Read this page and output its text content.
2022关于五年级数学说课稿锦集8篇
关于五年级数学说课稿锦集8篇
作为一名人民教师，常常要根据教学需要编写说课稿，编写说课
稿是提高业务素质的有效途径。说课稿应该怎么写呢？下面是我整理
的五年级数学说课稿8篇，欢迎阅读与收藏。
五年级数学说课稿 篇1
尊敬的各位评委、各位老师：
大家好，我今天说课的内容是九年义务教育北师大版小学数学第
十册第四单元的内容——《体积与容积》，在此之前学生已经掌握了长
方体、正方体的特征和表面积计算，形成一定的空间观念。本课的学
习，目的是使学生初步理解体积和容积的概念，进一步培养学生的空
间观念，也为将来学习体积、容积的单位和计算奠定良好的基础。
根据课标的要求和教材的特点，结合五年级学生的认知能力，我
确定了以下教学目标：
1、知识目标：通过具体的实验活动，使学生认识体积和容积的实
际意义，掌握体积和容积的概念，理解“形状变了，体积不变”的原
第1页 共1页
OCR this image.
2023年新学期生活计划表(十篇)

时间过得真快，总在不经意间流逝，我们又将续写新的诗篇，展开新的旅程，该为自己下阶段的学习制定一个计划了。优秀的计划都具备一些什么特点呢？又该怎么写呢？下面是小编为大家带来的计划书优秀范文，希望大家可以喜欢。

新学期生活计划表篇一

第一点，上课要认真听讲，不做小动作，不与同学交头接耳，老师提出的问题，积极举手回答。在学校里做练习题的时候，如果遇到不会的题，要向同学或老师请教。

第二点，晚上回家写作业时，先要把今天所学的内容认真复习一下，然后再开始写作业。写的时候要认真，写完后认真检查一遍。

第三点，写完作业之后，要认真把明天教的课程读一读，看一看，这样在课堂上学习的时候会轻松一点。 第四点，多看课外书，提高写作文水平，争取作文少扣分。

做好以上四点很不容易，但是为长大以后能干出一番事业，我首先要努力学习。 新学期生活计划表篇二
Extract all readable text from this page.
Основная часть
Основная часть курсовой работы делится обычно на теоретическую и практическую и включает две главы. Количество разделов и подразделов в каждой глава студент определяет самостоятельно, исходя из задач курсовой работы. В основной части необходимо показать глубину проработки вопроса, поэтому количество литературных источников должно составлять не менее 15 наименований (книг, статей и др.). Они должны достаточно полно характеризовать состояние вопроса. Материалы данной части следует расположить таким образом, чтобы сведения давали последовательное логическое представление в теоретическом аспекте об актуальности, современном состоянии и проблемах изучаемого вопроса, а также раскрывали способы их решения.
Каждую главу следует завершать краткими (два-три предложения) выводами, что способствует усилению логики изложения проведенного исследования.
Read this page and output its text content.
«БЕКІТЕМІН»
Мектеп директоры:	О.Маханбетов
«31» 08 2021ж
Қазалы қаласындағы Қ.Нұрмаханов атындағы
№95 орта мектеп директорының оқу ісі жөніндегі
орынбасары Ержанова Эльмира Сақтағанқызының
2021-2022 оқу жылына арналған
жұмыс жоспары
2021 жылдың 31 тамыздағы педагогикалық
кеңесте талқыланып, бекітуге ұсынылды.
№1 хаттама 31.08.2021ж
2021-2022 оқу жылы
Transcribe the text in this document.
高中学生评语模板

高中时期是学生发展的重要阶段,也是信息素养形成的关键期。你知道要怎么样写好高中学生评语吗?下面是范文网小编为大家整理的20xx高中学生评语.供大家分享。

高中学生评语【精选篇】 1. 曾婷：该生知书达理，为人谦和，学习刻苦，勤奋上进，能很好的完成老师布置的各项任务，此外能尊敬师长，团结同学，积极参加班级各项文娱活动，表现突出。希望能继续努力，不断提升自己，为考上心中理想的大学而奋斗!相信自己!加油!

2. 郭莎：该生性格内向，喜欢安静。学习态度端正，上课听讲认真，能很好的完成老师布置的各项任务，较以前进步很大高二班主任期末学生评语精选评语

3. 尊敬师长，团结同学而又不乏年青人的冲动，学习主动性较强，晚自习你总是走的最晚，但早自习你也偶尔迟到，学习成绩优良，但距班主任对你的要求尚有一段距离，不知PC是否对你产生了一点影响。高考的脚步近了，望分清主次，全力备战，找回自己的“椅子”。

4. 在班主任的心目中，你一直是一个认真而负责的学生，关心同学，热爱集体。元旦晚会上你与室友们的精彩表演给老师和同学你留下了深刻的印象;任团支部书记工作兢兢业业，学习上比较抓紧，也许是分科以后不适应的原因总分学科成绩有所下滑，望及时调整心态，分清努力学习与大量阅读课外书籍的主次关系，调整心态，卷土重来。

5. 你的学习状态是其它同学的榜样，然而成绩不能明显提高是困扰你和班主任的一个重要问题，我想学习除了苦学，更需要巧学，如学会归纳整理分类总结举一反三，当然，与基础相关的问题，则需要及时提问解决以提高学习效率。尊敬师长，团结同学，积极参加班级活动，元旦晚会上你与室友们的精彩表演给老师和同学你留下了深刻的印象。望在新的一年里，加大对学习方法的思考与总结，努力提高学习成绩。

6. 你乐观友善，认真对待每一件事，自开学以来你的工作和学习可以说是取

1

....

Stated goal: Type out the full listing again, exactly as given.

Solution to the problem:
Read this page and output its text content.
2022关于五年级数学说课稿锦集8篇
关于五年级数学说课稿锦集8篇
作为一名人民教师，常常要根据教学需要编写说课稿，编写说课
稿是提高业务素质的有效途径。说课稿应该怎么写呢？下面是我整理
的五年级数学说课稿8篇，欢迎阅读与收藏。
五年级数学说课稿 篇1
尊敬的各位评委、各位老师：
大家好，我今天说课的内容是九年义务教育北师大版小学数学第
十册第四单元的内容——《体积与容积》，在此之前学生已经掌握了长
方体、正方体的特征和表面积计算，形成一定的空间观念。本课的学
习，目的是使学生初步理解体积和容积的概念，进一步培养学生的空
间观念，也为将来学习体积、容积的单位和计算奠定良好的基础。
根据课标的要求和教材的特点，结合五年级学生的认知能力，我
确定了以下教学目标：
1、知识目标：通过具体的实验活动，使学生认识体积和容积的实
际意义，掌握体积和容积的概念，理解“形状变了，体积不变”的原
第1页 共1页
OCR this image.
2023年新学期生活计划表(十篇)

时间过得真快，总在不经意间流逝，我们又将续写新的诗篇，展开新的旅程，该为自己下阶段的学习制定一个计划了。优秀的计划都具备一些什么特点呢？又该怎么写呢？下面是小编为大家带来的计划书优秀范文，希望大家可以喜欢。

新学期生活计划表篇一

第一点，上课要认真听讲，不做小动作，不与同学交头接耳，老师提出的问题，积极举手回答。在学校里做练习题的时候，如果遇到不会的题，要向同学或老师请教。

第二点，晚上回家写作业时，先要把今天所学的内容认真复习一下，然后再开始写作业。写的时候要认真，写完后认真检查一遍。

第三点，写完作业之后，要认真把明天教的课程读一读，看一看，这样在课堂上学习的时候会轻松一点。 第四点，多看课外书，提高写作文水平，争取作文少扣分。

做好以上四点很不容易，但是为长大以后能干出一番事业，我首先要努力学习。 新学期生活计划表篇二
Extract all readable text from this page.
Основная часть
Основная часть курсовой работы делится обычно на теоретическую и практическую и включает две главы. Количество разделов и подразделов в каждой глава студент определяет самостоятельно, исходя из задач курсовой работы. В основной части необходимо показать глубину проработки вопроса, поэтому количество литературных источников должно составлять не менее 15 наименований (книг, статей и др.). Они должны достаточно полно характеризовать состояние вопроса. Материалы данной части следует расположить таким образом, чтобы сведения давали последовательное логическое представление в теоретическом аспекте об актуальности, современном состоянии и проблемах изучаемого вопроса, а также раскрывали способы их решения.
Каждую главу следует завершать краткими (два-три предложения) выводами, что способствует усилению логики изложения проведенного исследования.
Read this page and output its text content.
«БЕКІТЕМІН»
Мектеп директоры:	О.Маханбетов
«31» 08 2021ж
Қазалы қаласындағы Қ.Нұрмаханов атындағы
№95 орта мектеп директорының оқу ісі жөніндегі
орынбасары Ержанова Эльмира Сақтағанқызының
2021-2022 оқу жылына арналған
жұмыс жоспары
2021 жылдың 31 тамыздағы педагогикалық
кеңесте талқыланып, бекітуге ұсынылды.
№1 хаттама 31.08.2021ж
2021-2022 оқу жылы
Transcribe the text in this document.
高中学生评语模板

高中时期是学生发展的重要阶段,也是信息素养形成的关键期。你知道要怎么样写好高中学生评语吗?下面是范文网小编为大家整理的20xx高中学生评语.供大家分享。

高中学生评语【精选篇】 1. 曾婷：该生知书达理，为人谦和，学习刻苦，勤奋上进，能很好的完成老师布置的各项任务，此外能尊敬师长，团结同学，积极参加班级各项文娱活动，表现突出。希望能继续努力，不断提升自己，为考上心中理想的大学而奋斗!相信自己!加油!

2. 郭莎：该生性格内向，喜欢安静。学习态度端正，上课听讲认真，能很好的完成老师布置的各项任务，较以前进步很大高二班主任期末学生评语精选评语

3. 尊敬师长，团结同学而又不乏年青人的冲动，学习主动性较强，晚自习你总是走的最晚，但早自习你也偶尔迟到，学习成绩优良，但距班主任对你的要求尚有一段距离，不知PC是否对你产生了一点影响。高考的脚步近了，望分清主次，全力备战，找回自己的“椅子”。

4. 在班主任的心目中，你一直是一个认真而负责的学生，关心同学，热爱集体。元旦晚会上你与室友们的精彩表演给老师和同学你留下了深刻的印象;任团支部书记工作兢兢业业，学习上比较抓紧，也许是分科以后不适应的原因总分学科成绩有所下滑，望及时调整心态，分清努力学习与大量阅读课外书籍的主次关系，调整心态，卷土重来。

5. 你的学习状态是其它同学的榜样，然而成绩不能明显提高是困扰你和班主任的一个重要问题，我想学习除了苦学，更需要巧学，如学会归纳整理分类总结举一反三，当然，与基础相关的问题，则需要及时提问解决以提高学习效率。尊敬师长，团结同学，积极参加班级活动，元旦晚会上你与室友们的精彩表演给老师和同学你留下了深刻的印象。望在新的一年里，加大对学习方法的思考与总结，努力提高学习成绩。

6. 你乐观友善，认真对待每一件事，自开学以来你的工作和学习可以说是取

1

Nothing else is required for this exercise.